• What you should do:
Omit all pictures. Copy the rest of the material exactly.

[Data records]
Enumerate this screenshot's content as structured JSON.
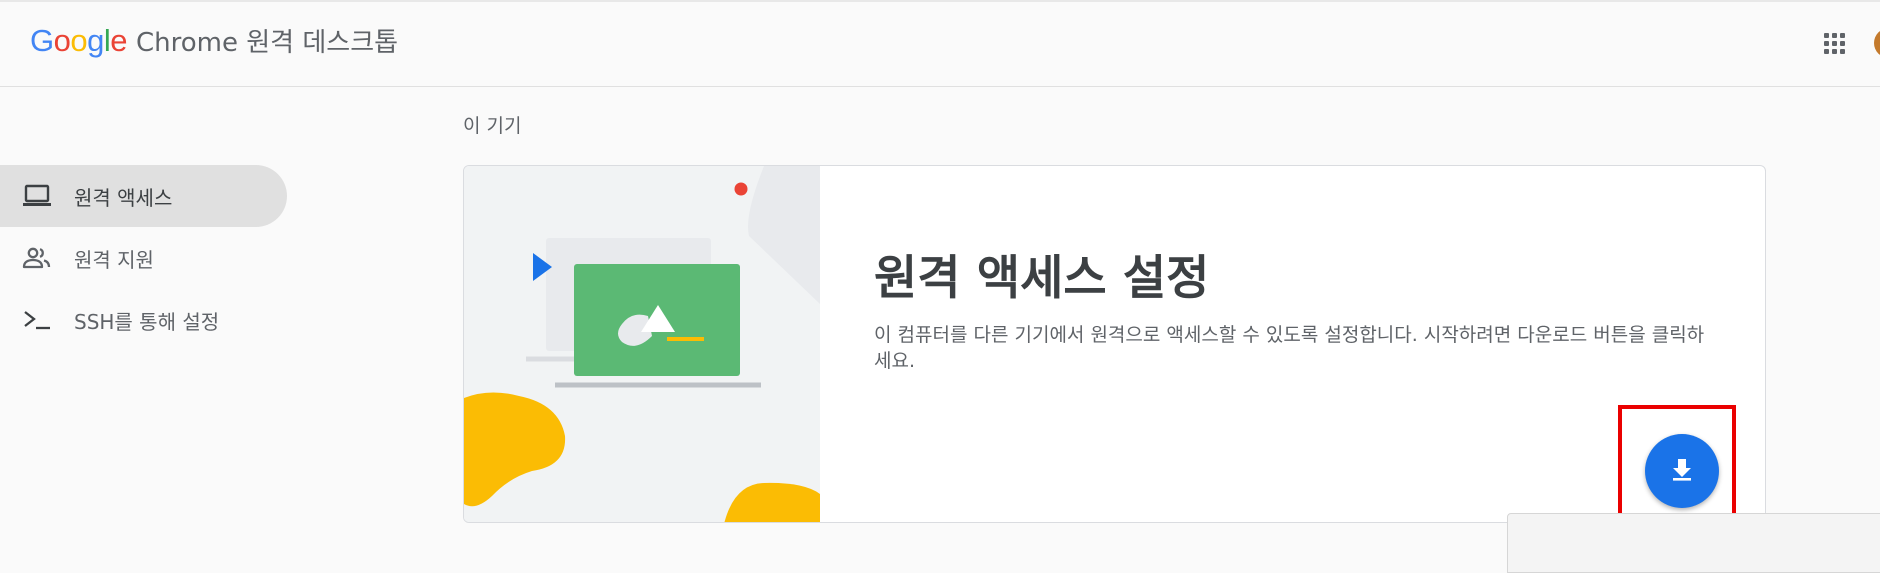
{
  "header": {
    "logo": {
      "letters": [
        {
          "char": "G",
          "color": "#4285f4"
        },
        {
          "char": "o",
          "color": "#ea4335"
        },
        {
          "char": "o",
          "color": "#fbbc05"
        },
        {
          "char": "g",
          "color": "#4285f4"
        },
        {
          "char": "l",
          "color": "#34a853"
        },
        {
          "char": "e",
          "color": "#ea4335"
        }
      ]
    },
    "title": "Chrome 원격 데스크톱",
    "apps_icon": "apps-grid-icon",
    "avatar_icon": "account-avatar"
  },
  "sidebar": {
    "items": [
      {
        "label": "원격 액세스",
        "icon": "laptop-icon",
        "active": true
      },
      {
        "label": "원격 지원",
        "icon": "people-icon",
        "active": false
      },
      {
        "label": "SSH를 통해 설정",
        "icon": "terminal-icon",
        "active": false
      }
    ]
  },
  "main": {
    "section_label": "이 기기",
    "card": {
      "title": "원격 액세스 설정",
      "description": "이 컴퓨터를 다른 기기에서 원격으로 액세스할 수 있도록 설정합니다. 시작하려면 다운로드 버튼을 클릭하세요.",
      "download_icon": "download-icon"
    }
  },
  "colors": {
    "accent": "#1a73e8",
    "active_nav_bg": "#e0e0e0",
    "highlight": "#ea0000",
    "illustration_green": "#5bb974",
    "illustration_yellow": "#fbbc04"
  }
}
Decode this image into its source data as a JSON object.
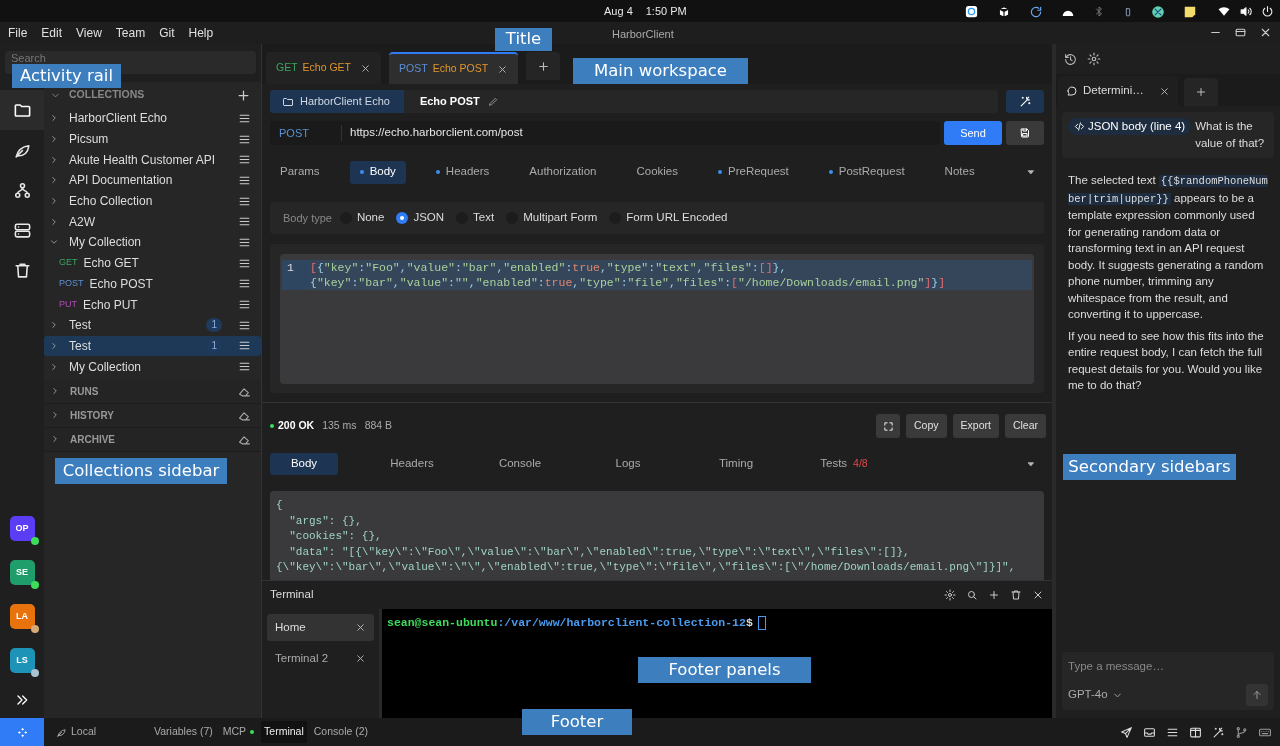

• Response to the exercise:
Enumerate this screenshot's content as structured JSON.
{
  "header": {
    "logo": {
      "letters": [
        {
          "char": "G",
          "color": "#4285f4"
        },
        {
          "char": "o",
          "color": "#ea4335"
        },
        {
          "char": "o",
          "color": "#fbbc05"
        },
        {
          "char": "g",
          "color": "#4285f4"
        },
        {
          "char": "l",
          "color": "#34a853"
        },
        {
          "char": "e",
          "color": "#ea4335"
        }
      ]
    },
    "title": "Chrome 원격 데스크톱",
    "apps_icon": "apps-grid-icon",
    "avatar_icon": "account-avatar"
  },
  "sidebar": {
    "items": [
      {
        "label": "원격 액세스",
        "icon": "laptop-icon",
        "active": true
      },
      {
        "label": "원격 지원",
        "icon": "people-icon",
        "active": false
      },
      {
        "label": "SSH를 통해 설정",
        "icon": "terminal-icon",
        "active": false
      }
    ]
  },
  "main": {
    "section_label": "이 기기",
    "card": {
      "title": "원격 액세스 설정",
      "description": "이 컴퓨터를 다른 기기에서 원격으로 액세스할 수 있도록 설정합니다. 시작하려면 다운로드 버튼을 클릭하세요.",
      "download_icon": "download-icon"
    }
  },
  "colors": {
    "accent": "#1a73e8",
    "active_nav_bg": "#e0e0e0",
    "highlight": "#ea0000",
    "illustration_green": "#5bb974",
    "illustration_yellow": "#fbbc04"
  }
}
Decode this image into its source data as a JSON object.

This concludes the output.